>> Begin
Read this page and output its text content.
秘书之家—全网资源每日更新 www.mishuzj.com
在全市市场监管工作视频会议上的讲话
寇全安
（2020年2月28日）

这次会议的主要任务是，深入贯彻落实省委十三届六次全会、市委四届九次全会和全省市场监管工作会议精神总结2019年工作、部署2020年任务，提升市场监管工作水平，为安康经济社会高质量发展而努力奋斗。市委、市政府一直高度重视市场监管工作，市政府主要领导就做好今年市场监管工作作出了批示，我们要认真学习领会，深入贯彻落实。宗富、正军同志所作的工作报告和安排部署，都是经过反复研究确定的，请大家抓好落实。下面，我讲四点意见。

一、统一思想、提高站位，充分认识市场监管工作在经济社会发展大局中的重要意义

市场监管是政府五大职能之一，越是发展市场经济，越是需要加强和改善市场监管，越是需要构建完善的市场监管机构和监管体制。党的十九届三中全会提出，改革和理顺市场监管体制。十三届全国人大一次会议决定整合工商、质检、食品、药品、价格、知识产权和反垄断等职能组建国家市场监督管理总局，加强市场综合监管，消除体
>> End
Short problem
Write every entry out again exactly.

Correct answer
Read this page and output its text content.
秘书之家—全网资源每日更新 www.mishuzj.com
在全市市场监管工作视频会议上的讲话
寇全安
（2020年2月28日）

这次会议的主要任务是，深入贯彻落实省委十三届六次全会、市委四届九次全会和全省市场监管工作会议精神总结2019年工作、部署2020年任务，提升市场监管工作水平，为安康经济社会高质量发展而努力奋斗。市委、市政府一直高度重视市场监管工作，市政府主要领导就做好今年市场监管工作作出了批示，我们要认真学习领会，深入贯彻落实。宗富、正军同志所作的工作报告和安排部署，都是经过反复研究确定的，请大家抓好落实。下面，我讲四点意见。

一、统一思想、提高站位，充分认识市场监管工作在经济社会发展大局中的重要意义

市场监管是政府五大职能之一，越是发展市场经济，越是需要加强和改善市场监管，越是需要构建完善的市场监管机构和监管体制。党的十九届三中全会提出，改革和理顺市场监管体制。十三届全国人大一次会议决定整合工商、质检、食品、药品、价格、知识产权和反垄断等职能组建国家市场监督管理总局，加强市场综合监管，消除体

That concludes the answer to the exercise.